WHAT YOU HAVE TO DO:
Arrange each line of the rows below as an item in a numbered list, leaving out any blank lines.

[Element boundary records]
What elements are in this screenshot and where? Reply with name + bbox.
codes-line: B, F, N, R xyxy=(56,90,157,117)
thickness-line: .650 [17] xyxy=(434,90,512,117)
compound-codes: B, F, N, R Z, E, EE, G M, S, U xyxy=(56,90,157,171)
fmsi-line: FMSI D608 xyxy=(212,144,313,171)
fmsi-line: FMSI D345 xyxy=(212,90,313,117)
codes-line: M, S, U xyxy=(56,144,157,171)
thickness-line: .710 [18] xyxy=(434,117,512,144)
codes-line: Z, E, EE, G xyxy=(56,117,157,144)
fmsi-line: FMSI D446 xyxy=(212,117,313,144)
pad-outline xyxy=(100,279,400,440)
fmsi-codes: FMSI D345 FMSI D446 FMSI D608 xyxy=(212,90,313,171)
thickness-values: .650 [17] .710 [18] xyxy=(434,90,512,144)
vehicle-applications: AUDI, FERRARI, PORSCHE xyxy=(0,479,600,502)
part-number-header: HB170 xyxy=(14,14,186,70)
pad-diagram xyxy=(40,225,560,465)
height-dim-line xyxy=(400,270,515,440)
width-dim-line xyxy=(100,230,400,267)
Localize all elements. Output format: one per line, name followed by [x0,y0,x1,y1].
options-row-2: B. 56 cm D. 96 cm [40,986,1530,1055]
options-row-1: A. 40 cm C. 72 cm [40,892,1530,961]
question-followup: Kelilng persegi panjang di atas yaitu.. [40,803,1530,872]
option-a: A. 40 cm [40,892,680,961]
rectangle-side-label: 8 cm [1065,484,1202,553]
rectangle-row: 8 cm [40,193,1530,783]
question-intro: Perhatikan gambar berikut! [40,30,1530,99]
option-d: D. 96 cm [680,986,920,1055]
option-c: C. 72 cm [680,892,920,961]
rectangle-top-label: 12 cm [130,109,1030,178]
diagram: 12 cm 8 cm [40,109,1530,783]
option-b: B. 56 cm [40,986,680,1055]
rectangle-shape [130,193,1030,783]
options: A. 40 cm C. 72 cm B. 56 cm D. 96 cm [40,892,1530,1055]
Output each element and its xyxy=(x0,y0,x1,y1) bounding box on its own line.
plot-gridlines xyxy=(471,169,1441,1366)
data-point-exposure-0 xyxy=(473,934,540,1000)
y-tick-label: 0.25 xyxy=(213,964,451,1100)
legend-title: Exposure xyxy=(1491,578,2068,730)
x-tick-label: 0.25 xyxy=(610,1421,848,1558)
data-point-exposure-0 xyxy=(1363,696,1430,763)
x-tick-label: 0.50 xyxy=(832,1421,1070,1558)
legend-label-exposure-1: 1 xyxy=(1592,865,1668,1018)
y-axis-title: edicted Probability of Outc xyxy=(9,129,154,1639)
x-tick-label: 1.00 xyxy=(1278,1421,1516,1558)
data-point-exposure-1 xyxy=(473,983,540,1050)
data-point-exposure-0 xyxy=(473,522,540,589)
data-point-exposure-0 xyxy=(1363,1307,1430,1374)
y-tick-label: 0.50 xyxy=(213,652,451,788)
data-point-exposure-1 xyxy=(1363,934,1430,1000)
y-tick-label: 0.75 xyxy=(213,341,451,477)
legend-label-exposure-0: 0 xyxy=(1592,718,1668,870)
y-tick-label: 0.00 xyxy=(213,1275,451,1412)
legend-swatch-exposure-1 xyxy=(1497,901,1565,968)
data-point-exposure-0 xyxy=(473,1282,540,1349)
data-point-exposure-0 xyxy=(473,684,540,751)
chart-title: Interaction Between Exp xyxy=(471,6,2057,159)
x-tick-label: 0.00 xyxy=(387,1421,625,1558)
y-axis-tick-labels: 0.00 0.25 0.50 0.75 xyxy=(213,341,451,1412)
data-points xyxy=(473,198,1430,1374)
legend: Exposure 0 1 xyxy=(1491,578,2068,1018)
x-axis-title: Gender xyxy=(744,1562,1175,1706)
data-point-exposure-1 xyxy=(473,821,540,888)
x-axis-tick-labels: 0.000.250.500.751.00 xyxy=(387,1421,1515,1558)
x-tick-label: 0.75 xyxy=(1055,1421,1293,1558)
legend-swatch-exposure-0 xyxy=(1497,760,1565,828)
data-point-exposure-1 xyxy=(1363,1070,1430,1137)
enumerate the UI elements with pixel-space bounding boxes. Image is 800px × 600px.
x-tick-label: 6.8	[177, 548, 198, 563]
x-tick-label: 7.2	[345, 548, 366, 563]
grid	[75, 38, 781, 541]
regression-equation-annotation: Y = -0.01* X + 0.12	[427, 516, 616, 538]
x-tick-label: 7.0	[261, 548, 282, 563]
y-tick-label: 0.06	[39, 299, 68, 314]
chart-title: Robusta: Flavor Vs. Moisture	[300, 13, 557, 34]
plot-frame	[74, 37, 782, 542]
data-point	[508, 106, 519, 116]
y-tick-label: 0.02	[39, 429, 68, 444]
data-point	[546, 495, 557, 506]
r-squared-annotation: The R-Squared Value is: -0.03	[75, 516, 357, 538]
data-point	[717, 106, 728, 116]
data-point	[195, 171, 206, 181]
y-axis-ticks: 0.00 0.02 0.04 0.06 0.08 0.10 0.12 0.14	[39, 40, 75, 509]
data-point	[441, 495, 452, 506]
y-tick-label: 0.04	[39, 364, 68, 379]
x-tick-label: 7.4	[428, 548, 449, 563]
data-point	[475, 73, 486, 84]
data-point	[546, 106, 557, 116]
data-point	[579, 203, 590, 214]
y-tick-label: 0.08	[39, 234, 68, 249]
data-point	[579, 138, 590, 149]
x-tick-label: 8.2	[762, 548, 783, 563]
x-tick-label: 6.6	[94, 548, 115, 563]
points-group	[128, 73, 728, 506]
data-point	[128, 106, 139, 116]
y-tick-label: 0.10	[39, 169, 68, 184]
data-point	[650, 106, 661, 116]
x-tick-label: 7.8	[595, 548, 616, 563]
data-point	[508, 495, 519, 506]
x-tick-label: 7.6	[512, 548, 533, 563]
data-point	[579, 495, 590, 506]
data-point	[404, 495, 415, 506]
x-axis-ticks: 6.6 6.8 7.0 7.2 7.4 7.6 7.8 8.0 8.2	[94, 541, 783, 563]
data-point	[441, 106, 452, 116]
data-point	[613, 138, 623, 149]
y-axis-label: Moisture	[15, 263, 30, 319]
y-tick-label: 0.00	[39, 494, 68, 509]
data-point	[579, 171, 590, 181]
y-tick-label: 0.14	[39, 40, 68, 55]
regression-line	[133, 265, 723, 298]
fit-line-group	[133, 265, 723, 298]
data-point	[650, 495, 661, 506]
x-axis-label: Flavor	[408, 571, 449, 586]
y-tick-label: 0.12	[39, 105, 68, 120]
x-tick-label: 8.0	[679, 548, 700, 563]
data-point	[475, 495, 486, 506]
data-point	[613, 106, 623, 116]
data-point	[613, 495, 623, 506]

THE RESPONSE:
1. What elements are in this screenshot and where? Reply with name + bbox.
2. codes-line: B, F, N, R xyxy=(56,90,157,117)
3. thickness-line: .650 [17] xyxy=(434,90,512,117)
4. compound-codes: B, F, N, R Z, E, EE, G M, S, U xyxy=(56,90,157,171)
5. fmsi-line: FMSI D608 xyxy=(212,144,313,171)
6. fmsi-line: FMSI D345 xyxy=(212,90,313,117)
7. codes-line: M, S, U xyxy=(56,144,157,171)
8. thickness-line: .710 [18] xyxy=(434,117,512,144)
9. codes-line: Z, E, EE, G xyxy=(56,117,157,144)
10. fmsi-line: FMSI D446 xyxy=(212,117,313,144)
11. pad-outline xyxy=(100,279,400,440)
12. fmsi-codes: FMSI D345 FMSI D446 FMSI D608 xyxy=(212,90,313,171)
13. thickness-values: .650 [17] .710 [18] xyxy=(434,90,512,144)
14. vehicle-applications: AUDI, FERRARI, PORSCHE xyxy=(0,479,600,502)
15. part-number-header: HB170 xyxy=(14,14,186,70)
16. pad-diagram xyxy=(40,225,560,465)
17. height-dim-line xyxy=(400,270,515,440)
18. width-dim-line xyxy=(100,230,400,267)
19. Localize all elements. Output format: one per line, name followed by [x0,y0,x1,y1].
20. options-row-2: B. 56 cm D. 96 cm [40,986,1530,1055]
21. options-row-1: A. 40 cm C. 72 cm [40,892,1530,961]
22. question-followup: Kelilng persegi panjang di atas yaitu.. [40,803,1530,872]
23. option-a: A. 40 cm [40,892,680,961]
24. rectangle-side-label: 8 cm [1065,484,1202,553]
25. rectangle-row: 8 cm [40,193,1530,783]
26. question-intro: Perhatikan gambar berikut! [40,30,1530,99]
27. option-d: D. 96 cm [680,986,920,1055]
28. option-c: C. 72 cm [680,892,920,961]
29. rectangle-top-label: 12 cm [130,109,1030,178]
30. diagram: 12 cm 8 cm [40,109,1530,783]
31. option-b: B. 56 cm [40,986,680,1055]
32. rectangle-shape [130,193,1030,783]
33. options: A. 40 cm C. 72 cm B. 56 cm D. 96 cm [40,892,1530,1055]
34. Output each element and its xyxy=(x0,y0,x1,y1) bounding box on its own line.
35. plot-gridlines xyxy=(471,169,1441,1366)
36. data-point-exposure-0 xyxy=(473,934,540,1000)
37. y-tick-label: 0.25 xyxy=(213,964,451,1100)
38. legend-title: Exposure xyxy=(1491,578,2068,730)
39. x-tick-label: 0.25 xyxy=(610,1421,848,1558)
40. data-point-exposure-0 xyxy=(1363,696,1430,763)
41. x-tick-label: 0.50 xyxy=(832,1421,1070,1558)
42. legend-label-exposure-1: 1 xyxy=(1592,865,1668,1018)
43. y-axis-title: edicted Probability of Outc xyxy=(9,129,154,1639)
44. x-tick-label: 1.00 xyxy=(1278,1421,1516,1558)
45. data-point-exposure-1 xyxy=(473,983,540,1050)
46. data-point-exposure-0 xyxy=(473,522,540,589)
47. data-point-exposure-0 xyxy=(1363,1307,1430,1374)
48. y-tick-label: 0.50 xyxy=(213,652,451,788)
49. data-point-exposure-1 xyxy=(1363,934,1430,1000)
50. y-tick-label: 0.75 xyxy=(213,341,451,477)
51. legend-label-exposure-0: 0 xyxy=(1592,718,1668,870)
52. y-tick-label: 0.00 xyxy=(213,1275,451,1412)
53. legend-swatch-exposure-1 xyxy=(1497,901,1565,968)
54. data-point-exposure-0 xyxy=(473,1282,540,1349)
55. data-point-exposure-0 xyxy=(473,684,540,751)
56. chart-title: Interaction Between Exp xyxy=(471,6,2057,159)
57. x-tick-label: 0.00 xyxy=(387,1421,625,1558)
58. y-axis-tick-labels: 0.00 0.25 0.50 0.75 xyxy=(213,341,451,1412)
59. data-points xyxy=(473,198,1430,1374)
60. legend: Exposure 0 1 xyxy=(1491,578,2068,1018)
61. x-axis-title: Gender xyxy=(744,1562,1175,1706)
62. data-point-exposure-1 xyxy=(473,821,540,888)
63. x-axis-tick-labels: 0.000.250.500.751.00 xyxy=(387,1421,1515,1558)
64. x-tick-label: 0.75 xyxy=(1055,1421,1293,1558)
65. legend-swatch-exposure-0 xyxy=(1497,760,1565,828)
66. data-point-exposure-1 xyxy=(1363,1070,1430,1137)
67. enumerate the UI elements with pixel-space bounding boxes. Image is 800px × 600px.
68. x-tick-label: 6.8	[177, 548, 198, 563]
69. x-tick-label: 7.2	[345, 548, 366, 563]
70. grid	[75, 38, 781, 541]
71. regression-equation-annotation: Y = -0.01* X + 0.12	[427, 516, 616, 538]
72. x-tick-label: 7.0	[261, 548, 282, 563]
73. y-tick-label: 0.06	[39, 299, 68, 314]
74. chart-title: Robusta: Flavor Vs. Moisture	[300, 13, 557, 34]
75. plot-frame	[74, 37, 782, 542]
76. data-point	[508, 106, 519, 116]
77. y-tick-label: 0.02	[39, 429, 68, 444]
78. data-point	[546, 495, 557, 506]
79. r-squared-annotation: The R-Squared Value is: -0.03	[75, 516, 357, 538]
80. data-point	[717, 106, 728, 116]
81. data-point	[195, 171, 206, 181]
82. y-axis-ticks: 0.00 0.02 0.04 0.06 0.08 0.10 0.12 0.14	[39, 40, 75, 509]
83. data-point	[441, 495, 452, 506]
84. y-tick-label: 0.04	[39, 364, 68, 379]
85. x-tick-label: 7.4	[428, 548, 449, 563]
86. data-point	[475, 73, 486, 84]
87. data-point	[546, 106, 557, 116]
88. data-point	[579, 203, 590, 214]
89. y-tick-label: 0.08	[39, 234, 68, 249]
90. data-point	[579, 138, 590, 149]
91. x-tick-label: 8.2	[762, 548, 783, 563]
92. x-tick-label: 6.6	[94, 548, 115, 563]
93. points-group	[128, 73, 728, 506]
94. data-point	[128, 106, 139, 116]
95. y-tick-label: 0.10	[39, 169, 68, 184]
96. data-point	[650, 106, 661, 116]
97. x-tick-label: 7.8	[595, 548, 616, 563]
98. data-point	[508, 495, 519, 506]
99. x-tick-label: 7.6	[512, 548, 533, 563]
100. data-point	[579, 495, 590, 506]
101. data-point	[404, 495, 415, 506]
102. x-axis-ticks: 6.6 6.8 7.0 7.2 7.4 7.6 7.8 8.0 8.2	[94, 541, 783, 563]
103. data-point	[441, 106, 452, 116]
104. data-point	[613, 138, 623, 149]
105. y-axis-label: Moisture	[15, 263, 30, 319]
106. y-tick-label: 0.00	[39, 494, 68, 509]
107. data-point	[579, 171, 590, 181]
108. y-tick-label: 0.14	[39, 40, 68, 55]
109. regression-line	[133, 265, 723, 298]
110. fit-line-group	[133, 265, 723, 298]
111. data-point	[650, 495, 661, 506]
112. x-axis-label: Flavor	[408, 571, 449, 586]
113. y-tick-label: 0.12	[39, 105, 68, 120]
114. x-tick-label: 8.0	[679, 548, 700, 563]
115. data-point	[475, 495, 486, 506]
116. data-point	[613, 106, 623, 116]
117. data-point	[613, 495, 623, 506]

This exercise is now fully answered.